> _RECORDED INFORMATION_
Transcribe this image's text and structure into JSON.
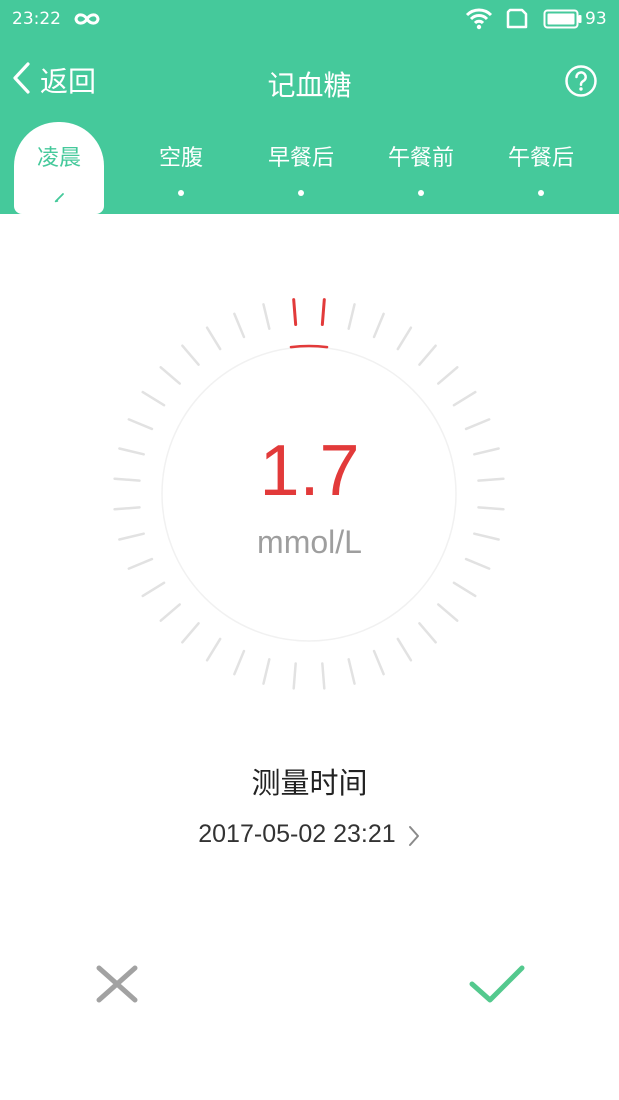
{
  "status_bar": {
    "time": "23:22",
    "battery": "93",
    "icons": [
      "infinity-icon",
      "wifi-icon",
      "sim-icon",
      "battery-icon"
    ]
  },
  "nav": {
    "back_label": "返回",
    "title": "记血糖",
    "help_icon": "help-icon"
  },
  "tabs": [
    {
      "label": "凌晨",
      "active": true
    },
    {
      "label": "空腹",
      "active": false
    },
    {
      "label": "早餐后",
      "active": false
    },
    {
      "label": "午餐前",
      "active": false
    },
    {
      "label": "午餐后",
      "active": false
    }
  ],
  "reading": {
    "value": "1.7",
    "unit": "mmol/L",
    "dial_level_fraction": 0.02
  },
  "measurement": {
    "title": "测量时间",
    "datetime": "2017-05-02 23:21"
  },
  "actions": {
    "cancel_icon": "close-icon",
    "confirm_icon": "check-icon"
  },
  "colors": {
    "primary": "#45c99b",
    "value": "#e23a3a",
    "tick": "#e2e2e2",
    "text_gray": "#9e9e9e"
  }
}
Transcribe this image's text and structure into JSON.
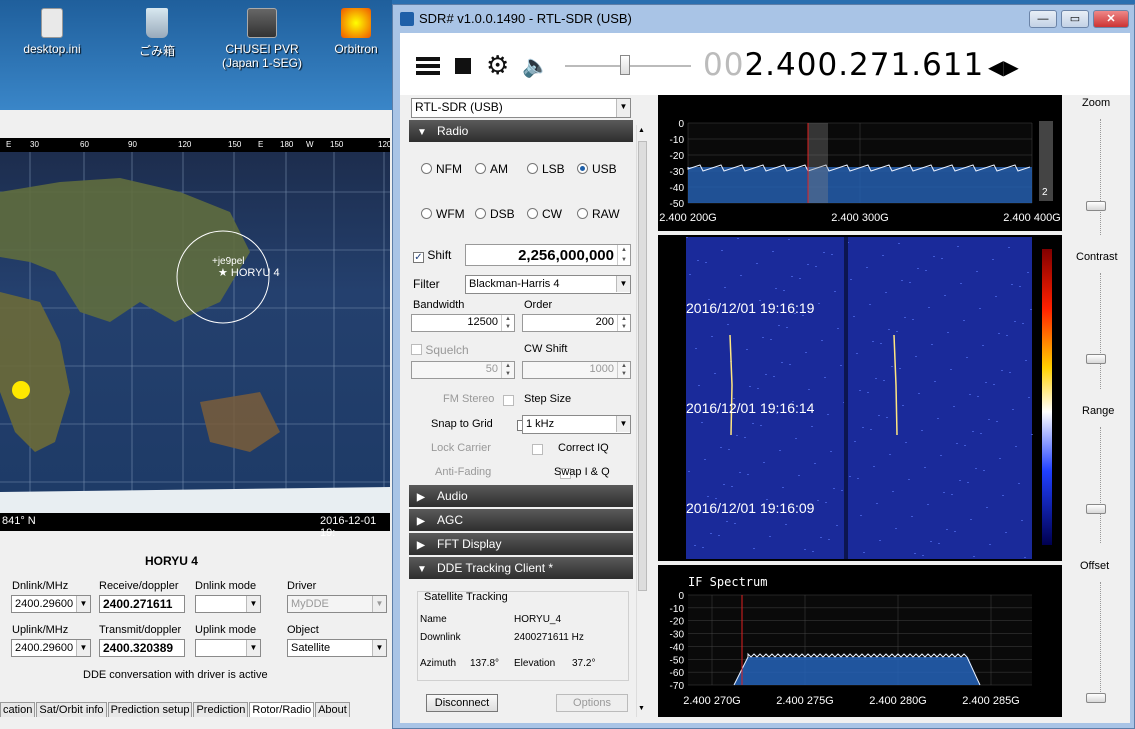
{
  "desktop": {
    "icons": [
      {
        "label": "desktop.ini"
      },
      {
        "label": "ごみ箱"
      },
      {
        "label": "CHUSEI PVR\n(Japan 1-SEG)"
      },
      {
        "label": "Orbitron"
      }
    ]
  },
  "orbitron": {
    "ruler_labels": [
      "E",
      "30",
      "60",
      "90",
      "120",
      "150",
      "E",
      "180",
      "W",
      "150",
      "120"
    ],
    "map_labels": {
      "station": "+je9pel",
      "satellite": "★ HORYU 4"
    },
    "status_left": "841° N",
    "status_right": "2016-12-01 19:",
    "sat_name": "HORYU 4",
    "dnlink_label": "Dnlink/MHz",
    "dnlink_value": "2400.29600",
    "receive_label": "Receive/doppler",
    "receive_value": "2400.271611",
    "dnmode_label": "Dnlink mode",
    "dnmode_value": "",
    "driver_label": "Driver",
    "driver_value": "MyDDE",
    "uplink_label": "Uplink/MHz",
    "uplink_value": "2400.29600",
    "transmit_label": "Transmit/doppler",
    "transmit_value": "2400.320389",
    "upmode_label": "Uplink mode",
    "upmode_value": "",
    "object_label": "Object",
    "object_value": "Satellite",
    "dde_status": "DDE conversation with driver is active",
    "tabs": [
      "cation",
      "Sat/Orbit info",
      "Prediction setup",
      "Prediction",
      "Rotor/Radio",
      "About"
    ]
  },
  "sdr": {
    "title": "SDR# v1.0.0.1490 - RTL-SDR (USB)",
    "freq_dim": "00",
    "freq": "2.400.271.611",
    "device": "RTL-SDR (USB)",
    "sections": {
      "radio": "Radio",
      "audio": "Audio",
      "agc": "AGC",
      "fft": "FFT Display",
      "dde": "DDE Tracking Client *"
    },
    "modes": [
      "NFM",
      "AM",
      "LSB",
      "USB",
      "WFM",
      "DSB",
      "CW",
      "RAW"
    ],
    "selected_mode": "USB",
    "shift_label": "Shift",
    "shift_value": "2,256,000,000",
    "filter_label": "Filter",
    "filter_value": "Blackman-Harris 4",
    "bandwidth_label": "Bandwidth",
    "bandwidth_value": "12500",
    "order_label": "Order",
    "order_value": "200",
    "squelch_label": "Squelch",
    "squelch_value": "50",
    "cwshift_label": "CW Shift",
    "cwshift_value": "1000",
    "fmstereo_label": "FM Stereo",
    "stepsize_label": "Step Size",
    "snap_label": "Snap to Grid",
    "step_value": "1 kHz",
    "lockcarrier_label": "Lock Carrier",
    "correctiq_label": "Correct IQ",
    "antifading_label": "Anti-Fading",
    "swapiq_label": "Swap I & Q",
    "tracking": {
      "group": "Satellite Tracking",
      "name_label": "Name",
      "name_value": "HORYU_4",
      "downlink_label": "Downlink",
      "downlink_value": "2400271611 Hz",
      "azimuth_label": "Azimuth",
      "azimuth_value": "137.8°",
      "elevation_label": "Elevation",
      "elevation_value": "37.2°",
      "disconnect": "Disconnect",
      "options": "Options"
    },
    "spectrum": {
      "y_ticks": [
        "0",
        "-10",
        "-20",
        "-30",
        "-40",
        "-50"
      ],
      "x_ticks": [
        "2.400 200G",
        "2.400 300G",
        "2.400 400G"
      ],
      "badge": "2"
    },
    "waterfall": {
      "timestamps": [
        "2016/12/01 19:16:19",
        "2016/12/01 19:16:14",
        "2016/12/01 19:16:09"
      ]
    },
    "if_spectrum": {
      "title": "IF Spectrum",
      "y_ticks": [
        "0",
        "-10",
        "-20",
        "-30",
        "-40",
        "-50",
        "-60",
        "-70"
      ],
      "x_ticks": [
        "2.400 270G",
        "2.400 275G",
        "2.400 280G",
        "2.400 285G"
      ]
    },
    "side_sliders": [
      "Zoom",
      "Contrast",
      "Range",
      "Offset"
    ]
  }
}
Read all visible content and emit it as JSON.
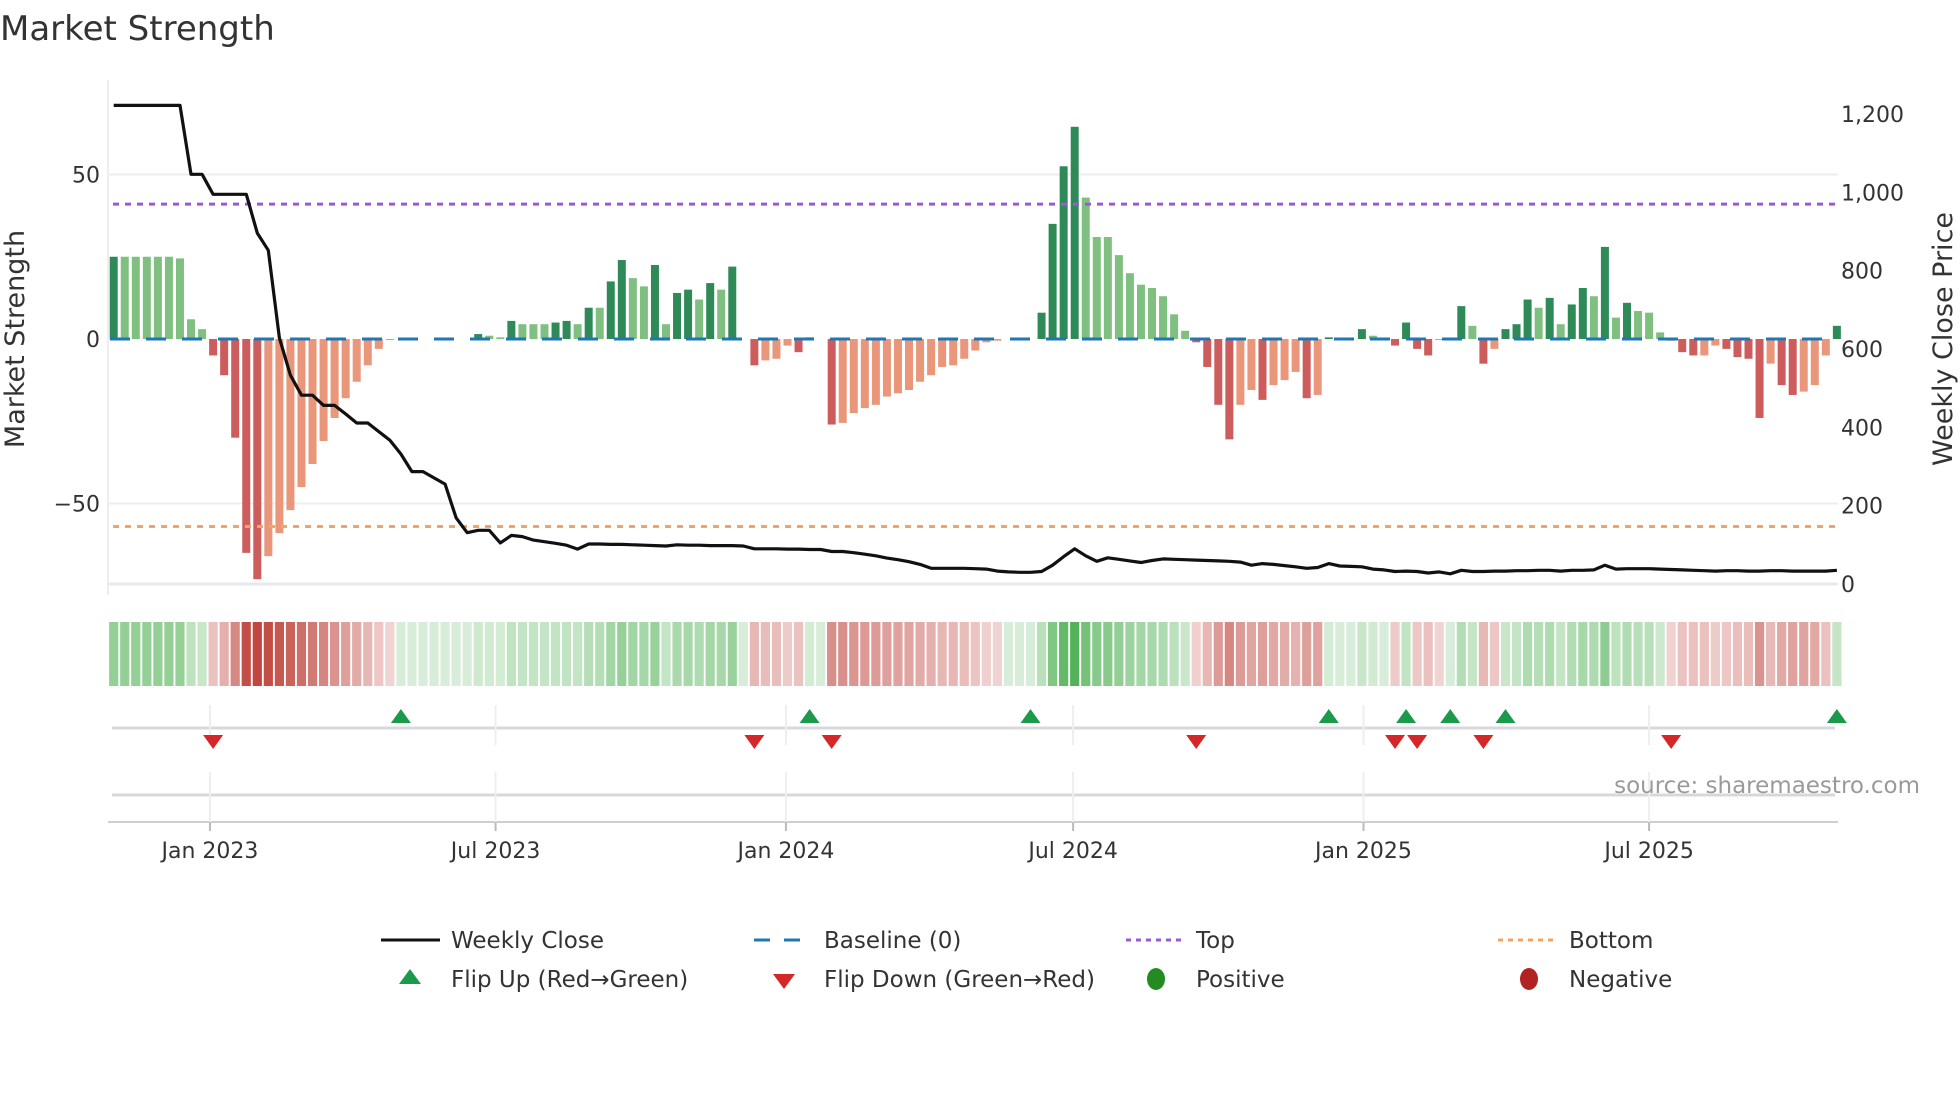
{
  "chart_data": {
    "type": "bar",
    "title": "Market Strength",
    "ylabel": "Market Strength",
    "y2label": "Weekly Close Price",
    "ylim": [
      -75,
      75
    ],
    "y2lim": [
      0,
      1280
    ],
    "start_date": "2022-11-01",
    "frequency": "weekly",
    "left_ticks": [
      {
        "value": 50,
        "label": "50"
      },
      {
        "value": 0,
        "label": "0"
      },
      {
        "value": -50,
        "label": "−50"
      }
    ],
    "right_ticks": [
      {
        "value": 0,
        "label": "0"
      },
      {
        "value": 200,
        "label": "200"
      },
      {
        "value": 400,
        "label": "400"
      },
      {
        "value": 600,
        "label": "600"
      },
      {
        "value": 800,
        "label": "800"
      },
      {
        "value": 1000,
        "label": "1,000"
      },
      {
        "value": 1200,
        "label": "1,200"
      }
    ],
    "x_ticks": [
      {
        "date": "2023-01-01",
        "label": "Jan 2023"
      },
      {
        "date": "2023-07-01",
        "label": "Jul 2023"
      },
      {
        "date": "2024-01-01",
        "label": "Jan 2024"
      },
      {
        "date": "2024-07-01",
        "label": "Jul 2024"
      },
      {
        "date": "2025-01-01",
        "label": "Jan 2025"
      },
      {
        "date": "2025-07-01",
        "label": "Jul 2025"
      }
    ],
    "top_level": 41,
    "bottom_level": -57,
    "baseline": 0,
    "strength": [
      25,
      25,
      25,
      25,
      25,
      25,
      24.5,
      6,
      3,
      -5,
      -11,
      -30,
      -65,
      -73,
      -66,
      -59,
      -52,
      -45,
      -38,
      -31,
      -24,
      -18,
      -13,
      -8,
      -3,
      -0.3,
      0,
      0,
      0,
      0,
      0,
      0,
      0,
      1.5,
      1,
      0.5,
      5.5,
      4.5,
      4.5,
      4.5,
      5,
      5.5,
      4.5,
      9.5,
      9.5,
      17.5,
      24,
      18.5,
      16,
      22.5,
      4.5,
      14,
      15,
      12,
      17,
      15,
      22,
      0,
      -8,
      -6.5,
      -6,
      -2,
      -4,
      0.5,
      0,
      -26,
      -25.5,
      -22.5,
      -21,
      -20,
      -17.5,
      -16.5,
      -15.5,
      -13,
      -11,
      -8.5,
      -8,
      -6,
      -3.5,
      -1,
      -0.5,
      0,
      0,
      0,
      8,
      35,
      52.5,
      64.5,
      43,
      31,
      31,
      25.5,
      20,
      16.5,
      15.5,
      13,
      7.5,
      2.5,
      -1,
      -8.5,
      -20,
      -30.5,
      -20,
      -15.5,
      -18.5,
      -14,
      -12.5,
      -10,
      -18,
      -17,
      0.5,
      0,
      0,
      3,
      1,
      0,
      -2,
      5,
      -3,
      -5,
      -0.3,
      0,
      10,
      4,
      -7.5,
      -3,
      3,
      4.5,
      12,
      9.5,
      12.5,
      4.5,
      10.5,
      15.5,
      13,
      28,
      6.5,
      11,
      8.5,
      8,
      2,
      -0.5,
      -4,
      -5,
      -5,
      -2,
      -3,
      -5.5,
      -6,
      -24,
      -7.5,
      -14,
      -17,
      -16,
      -14,
      -5,
      4
    ],
    "weekly_close": [
      1222,
      1222,
      1222,
      1222,
      1222,
      1222,
      1222,
      1046,
      1046,
      995,
      995,
      995,
      995,
      896,
      852,
      628,
      533,
      482,
      482,
      456,
      456,
      434,
      411,
      411,
      389,
      367,
      332,
      287,
      287,
      271,
      255,
      169,
      131,
      137,
      137,
      105,
      124,
      121,
      112,
      108,
      104,
      99,
      89,
      102,
      102,
      101,
      101,
      100,
      99,
      98,
      97,
      100,
      99,
      99,
      98,
      98,
      98,
      97,
      90,
      90,
      90,
      89,
      89,
      88,
      88,
      83,
      83,
      80,
      76,
      72,
      66,
      62,
      57,
      50,
      40,
      40,
      40,
      40,
      39,
      38,
      33,
      31,
      30,
      30,
      32,
      48,
      70,
      90,
      72,
      58,
      67,
      63,
      59,
      55,
      60,
      64,
      63,
      62,
      61,
      60,
      59,
      58,
      56,
      48,
      52,
      50,
      47,
      44,
      40,
      42,
      52,
      46,
      45,
      44,
      38,
      36,
      32,
      33,
      32,
      28,
      31,
      26,
      35,
      32,
      32,
      33,
      33,
      34,
      34,
      35,
      35,
      33,
      35,
      35,
      36,
      48,
      38,
      39,
      39,
      39,
      38,
      37,
      36,
      35,
      34,
      33,
      34,
      34,
      33,
      33,
      34,
      34,
      33,
      33,
      33,
      33,
      35
    ],
    "flip_up_dates": [
      "2023-05-02",
      "2024-01-16",
      "2024-06-04",
      "2024-12-10",
      "2025-01-28",
      "2025-02-25",
      "2025-04-01",
      "2025-10-28"
    ],
    "flip_down_dates": [
      "2023-01-03",
      "2023-12-12",
      "2024-01-30",
      "2024-09-17",
      "2025-01-21",
      "2025-02-04",
      "2025-03-18",
      "2025-07-15"
    ],
    "legend_placement": "bottom-center",
    "grid": true
  },
  "source": "source: sharemaestro.com",
  "legend": {
    "weekly_close": "Weekly Close",
    "baseline": "Baseline (0)",
    "top": "Top",
    "bottom": "Bottom",
    "flip_up": "Flip Up (Red→Green)",
    "flip_down": "Flip Down (Green→Red)",
    "positive": "Positive",
    "negative": "Negative"
  },
  "colors": {
    "bar_pos_rising": "#2e8b57",
    "bar_pos_falling": "#7fc080",
    "bar_neg_falling": "#cd5c5c",
    "bar_neg_rising": "#e9967a",
    "price": "#111111",
    "baseline": "#1f77b4",
    "top": "#9b59d6",
    "bottom": "#f4a460",
    "flip_up": "#1a9a4a",
    "flip_down": "#d62728",
    "positive": "#228b22",
    "negative": "#b22222"
  }
}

> _EXERCISE PROMPT_
Display every line of the listing that contains the string "title".

> _SOLUTION TO THE EXERCISE_
    "title": "记血糖",
    "title": "测量时间",
    "title": "SDR# v1.0.0.1490 - RTL-SDR (USB)",
      "title": "IF Spectrum",
    "title": "Market Strength",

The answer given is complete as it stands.